##### Stored data

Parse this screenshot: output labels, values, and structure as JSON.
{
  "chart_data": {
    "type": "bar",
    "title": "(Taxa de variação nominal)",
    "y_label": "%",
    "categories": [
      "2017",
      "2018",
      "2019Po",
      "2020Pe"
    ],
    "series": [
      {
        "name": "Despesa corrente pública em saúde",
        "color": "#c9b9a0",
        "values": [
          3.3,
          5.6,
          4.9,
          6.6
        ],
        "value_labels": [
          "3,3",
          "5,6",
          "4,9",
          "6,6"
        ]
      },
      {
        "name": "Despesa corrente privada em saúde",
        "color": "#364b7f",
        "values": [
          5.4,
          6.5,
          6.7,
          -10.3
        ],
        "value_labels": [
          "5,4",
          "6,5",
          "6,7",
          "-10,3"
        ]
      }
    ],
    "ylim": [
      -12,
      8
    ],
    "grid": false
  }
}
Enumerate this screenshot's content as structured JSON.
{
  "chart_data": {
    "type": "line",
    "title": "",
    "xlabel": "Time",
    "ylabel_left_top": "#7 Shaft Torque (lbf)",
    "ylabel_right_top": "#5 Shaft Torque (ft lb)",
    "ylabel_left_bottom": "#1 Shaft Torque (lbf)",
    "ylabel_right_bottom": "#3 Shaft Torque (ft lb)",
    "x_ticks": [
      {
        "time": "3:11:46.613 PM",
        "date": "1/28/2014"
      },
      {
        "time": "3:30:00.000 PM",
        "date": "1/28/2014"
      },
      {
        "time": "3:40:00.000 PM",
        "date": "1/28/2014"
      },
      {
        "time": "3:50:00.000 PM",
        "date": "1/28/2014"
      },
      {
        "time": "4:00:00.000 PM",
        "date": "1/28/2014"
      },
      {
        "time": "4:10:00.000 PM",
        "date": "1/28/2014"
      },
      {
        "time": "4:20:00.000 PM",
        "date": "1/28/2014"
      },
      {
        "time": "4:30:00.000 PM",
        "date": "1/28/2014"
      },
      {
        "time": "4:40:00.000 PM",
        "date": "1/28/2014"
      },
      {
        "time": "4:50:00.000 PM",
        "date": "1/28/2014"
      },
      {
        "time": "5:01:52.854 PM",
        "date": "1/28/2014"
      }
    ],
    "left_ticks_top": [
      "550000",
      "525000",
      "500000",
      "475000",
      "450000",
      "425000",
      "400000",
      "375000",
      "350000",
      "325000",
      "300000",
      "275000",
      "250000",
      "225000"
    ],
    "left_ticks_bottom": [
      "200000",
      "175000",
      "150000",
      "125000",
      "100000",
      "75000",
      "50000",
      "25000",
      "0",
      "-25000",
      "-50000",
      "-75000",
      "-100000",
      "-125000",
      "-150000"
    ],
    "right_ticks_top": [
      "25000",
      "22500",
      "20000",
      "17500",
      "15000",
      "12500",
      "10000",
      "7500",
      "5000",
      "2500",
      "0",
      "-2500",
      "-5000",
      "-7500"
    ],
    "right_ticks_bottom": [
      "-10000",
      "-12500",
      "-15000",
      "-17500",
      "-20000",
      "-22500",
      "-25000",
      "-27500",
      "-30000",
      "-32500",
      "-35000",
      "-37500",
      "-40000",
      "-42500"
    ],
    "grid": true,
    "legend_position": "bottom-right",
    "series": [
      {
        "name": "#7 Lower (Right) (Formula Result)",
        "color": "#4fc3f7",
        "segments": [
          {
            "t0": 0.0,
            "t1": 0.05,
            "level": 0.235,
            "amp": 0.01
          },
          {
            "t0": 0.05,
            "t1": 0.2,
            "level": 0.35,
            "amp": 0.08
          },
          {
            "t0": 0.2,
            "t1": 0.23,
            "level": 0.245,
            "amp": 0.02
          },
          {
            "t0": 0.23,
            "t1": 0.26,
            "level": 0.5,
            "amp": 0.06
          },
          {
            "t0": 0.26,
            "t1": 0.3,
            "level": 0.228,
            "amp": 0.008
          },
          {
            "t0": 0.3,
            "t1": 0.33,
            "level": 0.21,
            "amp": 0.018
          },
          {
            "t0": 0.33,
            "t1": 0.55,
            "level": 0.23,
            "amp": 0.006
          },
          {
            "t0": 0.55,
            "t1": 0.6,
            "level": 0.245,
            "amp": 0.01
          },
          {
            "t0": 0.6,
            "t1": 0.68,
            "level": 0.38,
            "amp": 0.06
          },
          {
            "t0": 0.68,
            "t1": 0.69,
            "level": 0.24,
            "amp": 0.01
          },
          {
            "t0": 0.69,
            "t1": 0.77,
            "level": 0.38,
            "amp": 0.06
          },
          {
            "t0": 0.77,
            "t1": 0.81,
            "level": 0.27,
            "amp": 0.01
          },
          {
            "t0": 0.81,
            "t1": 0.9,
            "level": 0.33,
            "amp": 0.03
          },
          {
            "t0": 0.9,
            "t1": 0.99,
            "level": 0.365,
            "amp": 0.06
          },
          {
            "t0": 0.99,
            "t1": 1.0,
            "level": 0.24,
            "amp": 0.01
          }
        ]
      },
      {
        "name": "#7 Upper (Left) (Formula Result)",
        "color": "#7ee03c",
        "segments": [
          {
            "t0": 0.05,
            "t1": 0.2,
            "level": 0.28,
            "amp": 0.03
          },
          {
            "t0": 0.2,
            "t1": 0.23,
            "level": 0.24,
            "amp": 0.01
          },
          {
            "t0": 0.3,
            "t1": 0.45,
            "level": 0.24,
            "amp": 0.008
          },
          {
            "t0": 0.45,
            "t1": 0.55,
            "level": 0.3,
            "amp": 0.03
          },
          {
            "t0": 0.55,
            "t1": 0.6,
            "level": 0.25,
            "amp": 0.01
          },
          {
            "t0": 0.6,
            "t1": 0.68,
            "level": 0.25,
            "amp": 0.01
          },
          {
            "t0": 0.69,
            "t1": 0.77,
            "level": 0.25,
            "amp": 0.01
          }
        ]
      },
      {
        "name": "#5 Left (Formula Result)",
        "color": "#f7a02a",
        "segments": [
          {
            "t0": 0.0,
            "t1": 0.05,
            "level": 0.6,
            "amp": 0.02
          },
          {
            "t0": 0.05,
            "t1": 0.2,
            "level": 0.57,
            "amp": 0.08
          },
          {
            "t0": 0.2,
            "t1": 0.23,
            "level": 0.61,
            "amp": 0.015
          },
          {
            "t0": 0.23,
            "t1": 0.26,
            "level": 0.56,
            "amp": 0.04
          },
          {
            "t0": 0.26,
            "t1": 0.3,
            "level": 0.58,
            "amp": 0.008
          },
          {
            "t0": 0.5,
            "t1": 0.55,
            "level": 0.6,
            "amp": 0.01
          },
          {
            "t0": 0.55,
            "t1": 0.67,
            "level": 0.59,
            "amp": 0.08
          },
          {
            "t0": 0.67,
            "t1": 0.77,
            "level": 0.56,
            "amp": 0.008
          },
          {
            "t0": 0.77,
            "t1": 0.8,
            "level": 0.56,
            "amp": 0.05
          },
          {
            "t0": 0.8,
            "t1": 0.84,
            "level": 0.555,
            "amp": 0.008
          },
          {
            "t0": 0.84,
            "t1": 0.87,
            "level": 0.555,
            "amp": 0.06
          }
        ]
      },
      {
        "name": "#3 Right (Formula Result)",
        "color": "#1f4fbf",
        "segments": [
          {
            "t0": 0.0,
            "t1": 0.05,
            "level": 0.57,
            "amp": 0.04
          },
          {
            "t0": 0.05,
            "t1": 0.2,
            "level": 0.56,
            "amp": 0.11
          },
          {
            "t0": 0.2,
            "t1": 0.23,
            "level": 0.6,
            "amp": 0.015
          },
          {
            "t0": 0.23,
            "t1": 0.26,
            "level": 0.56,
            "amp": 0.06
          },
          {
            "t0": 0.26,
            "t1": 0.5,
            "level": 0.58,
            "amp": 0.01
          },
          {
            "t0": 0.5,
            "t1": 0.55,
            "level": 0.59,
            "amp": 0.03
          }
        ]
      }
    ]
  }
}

##########

— Exercise brief —
Reply with one number: the count of lines in the entries that include the word "title".

— Worked solution —
2